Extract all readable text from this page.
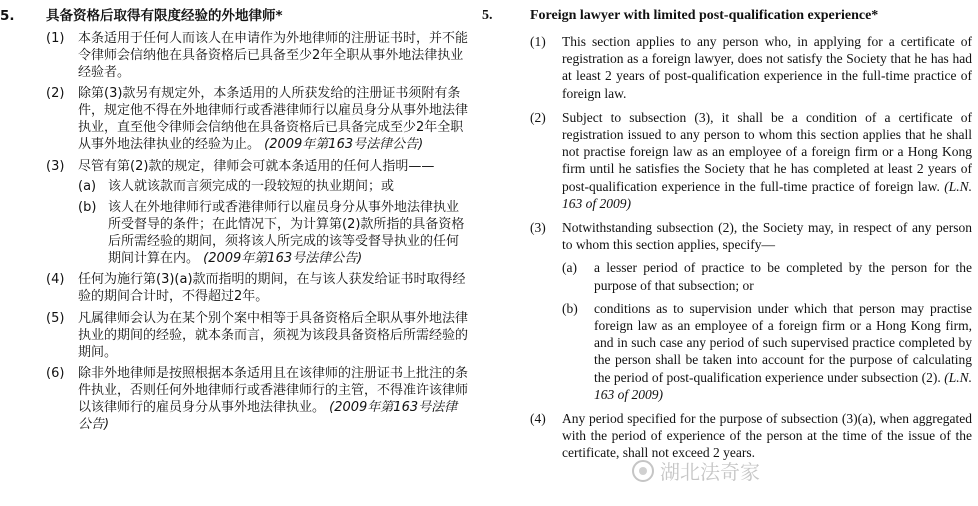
5.	具备资格后取得有限度经验的外地律师*
(1)	本条适用于任何人而该人在申请作为外地律师的注册证书时，并不能令律师会信纳他在具备资格后已具备至少2年全职从事外地法律执业经验者。
(2)	除第(3)款另有规定外，本条适用的人所获发给的注册证书须附有条件，规定他不得在外地律师行或香港律师行以雇员身分从事外地法律执业，直至他令律师会信纳他在具备资格后已具备完成至少2年全职从事外地法律执业的经验为止。 (2009年第163号法律公告)
(3)	尽管有第(2)款的规定，律师会可就本条适用的任何人指明——
(a) 该人就该款而言须完成的一段较短的执业期间；或
(b) 该人在外地律师行或香港律师行以雇员身分从事外地法律执业所受督导的条件；在此情况下，为计算第(2)款所指的具备资格后所需经验的期间，须将该人所完成的该等受督导执业的任何期间计算在内。 (2009年第163号法律公告)
(4)	任何为施行第(3)(a)款而指明的期间，在与该人获发给证书时取得经验的期间合计时，不得超过2年。
(5)	凡属律师会认为在某个别个案中相等于具备资格后全职从事外地法律执业的期间的经验，就本条而言，须视为该段具备资格后所需经验的期间。
(6)	除非外地律师是按照根据本条适用且在该律师的注册证书上批注的条件执业，否则任何外地律师行或香港律师行的主管，不得准许该律师以该律师行的雇员身分从事外地法律执业。 (2009年第163号法律公告)
5.	Foreign lawyer with limited post-qualification experience*
(1)	This section applies to any person who, in applying for a certificate of registration as a foreign lawyer, does not satisfy the Society that he has had at least 2 years of post-qualification experience in the full-time practice of foreign law.
(2)	Subject to subsection (3), it shall be a condition of a certificate of registration issued to any person to whom this section applies that he shall not practise foreign law as an employee of a foreign firm or a Hong Kong firm until he satisfies the Society that he has completed at least 2 years of post-qualification experience in the full-time practice of foreign law. (L.N. 163 of 2009)
(3)	Notwithstanding subsection (2), the Society may, in respect of any person to whom this section applies, specify—
(a)	a lesser period of practice to be completed by the person for the purpose of that subsection; or
(b)	conditions as to supervision under which that person may practise foreign law as an employee of a foreign firm or a Hong Kong firm, and in such case any period of such supervised practice completed by the person shall be taken into account for the purpose of calculating the period of post-qualification experience under subsection (2). (L.N. 163 of 2009)
(4)	Any period specified for the purpose of subsection (3)(a), when aggregated with the period of experience of the person at the time of the issue of the certificate, shall not exceed 2 years.
湖北法奇家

> **Stated problem**: Reproduce all of the entries word for word, skipping any pictures they hold.

> **Solution to the problem**:
Extract all readable text from this page.
5.	具备资格后取得有限度经验的外地律师*
(1)	本条适用于任何人而该人在申请作为外地律师的注册证书时，并不能令律师会信纳他在具备资格后已具备至少2年全职从事外地法律执业经验者。
(2)	除第(3)款另有规定外，本条适用的人所获发给的注册证书须附有条件，规定他不得在外地律师行或香港律师行以雇员身分从事外地法律执业，直至他令律师会信纳他在具备资格后已具备完成至少2年全职从事外地法律执业的经验为止。 (2009年第163号法律公告)
(3)	尽管有第(2)款的规定，律师会可就本条适用的任何人指明——
(a) 该人就该款而言须完成的一段较短的执业期间；或
(b) 该人在外地律师行或香港律师行以雇员身分从事外地法律执业所受督导的条件；在此情况下，为计算第(2)款所指的具备资格后所需经验的期间，须将该人所完成的该等受督导执业的任何期间计算在内。 (2009年第163号法律公告)
(4)	任何为施行第(3)(a)款而指明的期间，在与该人获发给证书时取得经验的期间合计时，不得超过2年。
(5)	凡属律师会认为在某个别个案中相等于具备资格后全职从事外地法律执业的期间的经验，就本条而言，须视为该段具备资格后所需经验的期间。
(6)	除非外地律师是按照根据本条适用且在该律师的注册证书上批注的条件执业，否则任何外地律师行或香港律师行的主管，不得准许该律师以该律师行的雇员身分从事外地法律执业。 (2009年第163号法律公告)
5.	Foreign lawyer with limited post-qualification experience*
(1)	This section applies to any person who, in applying for a certificate of registration as a foreign lawyer, does not satisfy the Society that he has had at least 2 years of post-qualification experience in the full-time practice of foreign law.
(2)	Subject to subsection (3), it shall be a condition of a certificate of registration issued to any person to whom this section applies that he shall not practise foreign law as an employee of a foreign firm or a Hong Kong firm until he satisfies the Society that he has completed at least 2 years of post-qualification experience in the full-time practice of foreign law. (L.N. 163 of 2009)
(3)	Notwithstanding subsection (2), the Society may, in respect of any person to whom this section applies, specify—
(a)	a lesser period of practice to be completed by the person for the purpose of that subsection; or
(b)	conditions as to supervision under which that person may practise foreign law as an employee of a foreign firm or a Hong Kong firm, and in such case any period of such supervised practice completed by the person shall be taken into account for the purpose of calculating the period of post-qualification experience under subsection (2). (L.N. 163 of 2009)
(4)	Any period specified for the purpose of subsection (3)(a), when aggregated with the period of experience of the person at the time of the issue of the certificate, shall not exceed 2 years.
湖北法奇家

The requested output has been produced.